┌─ Data extract

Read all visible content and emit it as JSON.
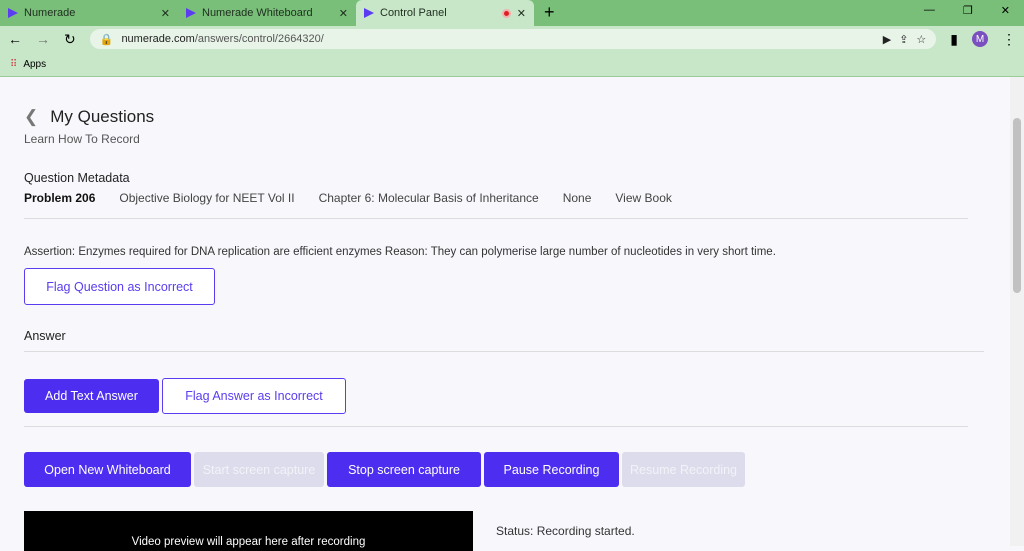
{
  "browser": {
    "tabs": [
      {
        "label": "Numerade"
      },
      {
        "label": "Numerade Whiteboard"
      },
      {
        "label": "Control Panel"
      }
    ],
    "url_host": "numerade.com",
    "url_path": "/answers/control/2664320/",
    "avatar": "M",
    "bookmark": "Apps"
  },
  "page": {
    "title": "My Questions",
    "learn": "Learn How To Record",
    "meta_heading": "Question Metadata",
    "meta": {
      "problem": "Problem 206",
      "book": "Objective Biology for NEET Vol II",
      "chapter": "Chapter 6: Molecular Basis of Inheritance",
      "section": "None",
      "view_book": "View Book"
    },
    "question": "Assertion: Enzymes required for DNA replication are efficient enzymes Reason: They can polymerise large number of nucleotides in very short time.",
    "flag_question": "Flag Question as Incorrect",
    "answer_heading": "Answer",
    "add_text": "Add Text Answer",
    "flag_answer": "Flag Answer as Incorrect",
    "buttons": {
      "open_whiteboard": "Open New Whiteboard",
      "start_capture": "Start screen capture",
      "stop_capture": "Stop screen capture",
      "pause": "Pause Recording",
      "resume": "Resume Recording"
    },
    "video_placeholder": "Video preview will appear here after recording",
    "status": "Status: Recording started."
  }
}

└─

### [Work item]
Count how many lines in the entries above hold the word "Whiteboard". Give that number by itself.

### [Completed task]
2